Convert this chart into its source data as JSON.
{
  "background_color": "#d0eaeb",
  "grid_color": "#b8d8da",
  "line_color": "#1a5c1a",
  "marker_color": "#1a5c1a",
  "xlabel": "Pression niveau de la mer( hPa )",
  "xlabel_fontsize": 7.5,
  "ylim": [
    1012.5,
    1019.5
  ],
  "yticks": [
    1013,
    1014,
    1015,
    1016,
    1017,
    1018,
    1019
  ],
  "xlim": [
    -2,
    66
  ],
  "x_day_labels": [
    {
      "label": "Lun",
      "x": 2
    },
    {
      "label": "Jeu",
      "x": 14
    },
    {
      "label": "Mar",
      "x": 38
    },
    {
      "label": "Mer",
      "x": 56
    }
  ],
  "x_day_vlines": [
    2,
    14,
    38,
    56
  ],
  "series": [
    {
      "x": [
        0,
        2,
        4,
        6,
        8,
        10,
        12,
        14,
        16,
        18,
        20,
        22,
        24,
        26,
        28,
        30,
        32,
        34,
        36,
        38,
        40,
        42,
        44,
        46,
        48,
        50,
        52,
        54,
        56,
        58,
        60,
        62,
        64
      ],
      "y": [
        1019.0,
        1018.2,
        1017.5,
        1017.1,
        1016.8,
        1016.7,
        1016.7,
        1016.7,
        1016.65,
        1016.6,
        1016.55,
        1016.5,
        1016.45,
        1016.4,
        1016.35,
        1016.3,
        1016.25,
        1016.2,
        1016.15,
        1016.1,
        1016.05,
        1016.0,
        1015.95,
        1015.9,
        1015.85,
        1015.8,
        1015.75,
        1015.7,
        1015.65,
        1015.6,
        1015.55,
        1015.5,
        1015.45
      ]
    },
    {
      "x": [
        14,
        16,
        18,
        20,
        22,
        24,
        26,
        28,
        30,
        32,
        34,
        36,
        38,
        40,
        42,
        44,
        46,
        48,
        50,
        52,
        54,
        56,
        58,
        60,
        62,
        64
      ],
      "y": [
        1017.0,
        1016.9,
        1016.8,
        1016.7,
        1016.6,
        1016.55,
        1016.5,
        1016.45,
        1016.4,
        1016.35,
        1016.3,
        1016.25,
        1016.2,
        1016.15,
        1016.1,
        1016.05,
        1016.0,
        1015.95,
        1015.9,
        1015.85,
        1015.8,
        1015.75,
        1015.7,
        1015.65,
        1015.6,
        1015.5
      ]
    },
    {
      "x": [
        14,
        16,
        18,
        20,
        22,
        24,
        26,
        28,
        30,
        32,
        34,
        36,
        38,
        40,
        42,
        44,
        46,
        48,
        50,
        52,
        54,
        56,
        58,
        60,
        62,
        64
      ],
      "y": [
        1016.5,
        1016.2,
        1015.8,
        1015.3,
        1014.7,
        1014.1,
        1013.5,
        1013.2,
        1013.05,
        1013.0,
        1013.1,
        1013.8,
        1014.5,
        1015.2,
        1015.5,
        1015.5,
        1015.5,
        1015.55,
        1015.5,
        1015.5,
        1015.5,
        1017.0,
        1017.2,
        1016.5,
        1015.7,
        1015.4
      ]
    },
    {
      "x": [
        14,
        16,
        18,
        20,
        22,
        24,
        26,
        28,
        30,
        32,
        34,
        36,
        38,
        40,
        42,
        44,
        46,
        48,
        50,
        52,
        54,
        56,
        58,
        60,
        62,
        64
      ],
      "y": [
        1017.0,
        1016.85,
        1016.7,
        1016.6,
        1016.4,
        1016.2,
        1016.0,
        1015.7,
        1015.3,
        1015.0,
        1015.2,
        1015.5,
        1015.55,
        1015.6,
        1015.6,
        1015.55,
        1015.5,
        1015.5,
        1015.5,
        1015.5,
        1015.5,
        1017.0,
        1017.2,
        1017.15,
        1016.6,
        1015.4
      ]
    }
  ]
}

□ □ □ □

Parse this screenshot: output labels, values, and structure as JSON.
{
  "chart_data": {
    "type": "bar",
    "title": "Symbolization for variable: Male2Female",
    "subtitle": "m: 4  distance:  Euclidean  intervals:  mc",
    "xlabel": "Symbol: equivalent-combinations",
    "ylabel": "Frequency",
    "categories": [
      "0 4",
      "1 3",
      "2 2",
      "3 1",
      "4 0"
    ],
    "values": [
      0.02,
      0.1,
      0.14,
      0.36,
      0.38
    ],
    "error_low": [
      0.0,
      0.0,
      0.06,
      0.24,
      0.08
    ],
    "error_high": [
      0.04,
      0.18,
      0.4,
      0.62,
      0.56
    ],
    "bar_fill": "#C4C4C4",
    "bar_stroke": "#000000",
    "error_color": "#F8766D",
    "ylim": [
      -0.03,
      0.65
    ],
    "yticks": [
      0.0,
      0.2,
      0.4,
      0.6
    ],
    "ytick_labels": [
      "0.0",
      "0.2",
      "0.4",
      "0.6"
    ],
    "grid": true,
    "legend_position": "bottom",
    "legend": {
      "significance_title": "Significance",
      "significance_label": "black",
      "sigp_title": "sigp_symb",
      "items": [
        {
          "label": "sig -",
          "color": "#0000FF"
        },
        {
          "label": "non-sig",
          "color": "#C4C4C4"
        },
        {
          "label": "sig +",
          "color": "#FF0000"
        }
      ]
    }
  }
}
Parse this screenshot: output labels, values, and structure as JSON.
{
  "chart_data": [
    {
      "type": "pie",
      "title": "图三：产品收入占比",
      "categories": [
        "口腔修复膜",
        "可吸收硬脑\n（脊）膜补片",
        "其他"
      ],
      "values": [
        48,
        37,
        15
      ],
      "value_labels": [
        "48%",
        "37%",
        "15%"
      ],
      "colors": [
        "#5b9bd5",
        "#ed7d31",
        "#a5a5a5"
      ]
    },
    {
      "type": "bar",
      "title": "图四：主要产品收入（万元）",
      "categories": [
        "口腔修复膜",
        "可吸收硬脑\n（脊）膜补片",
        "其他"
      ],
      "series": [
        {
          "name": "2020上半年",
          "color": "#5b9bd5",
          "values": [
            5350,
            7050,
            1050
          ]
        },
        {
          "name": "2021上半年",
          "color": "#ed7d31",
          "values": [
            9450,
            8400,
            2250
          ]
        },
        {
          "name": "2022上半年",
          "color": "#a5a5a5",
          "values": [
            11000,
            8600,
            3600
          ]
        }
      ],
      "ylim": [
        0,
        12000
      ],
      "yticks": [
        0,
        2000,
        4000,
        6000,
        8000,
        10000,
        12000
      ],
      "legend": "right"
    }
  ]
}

□ □ □ □

=== Your instructions ===
Take every line above carrying "name" and return it.

=== Reply ===
          "name": "2020上半年",
          "name": "2021上半年",
          "name": "2022上半年",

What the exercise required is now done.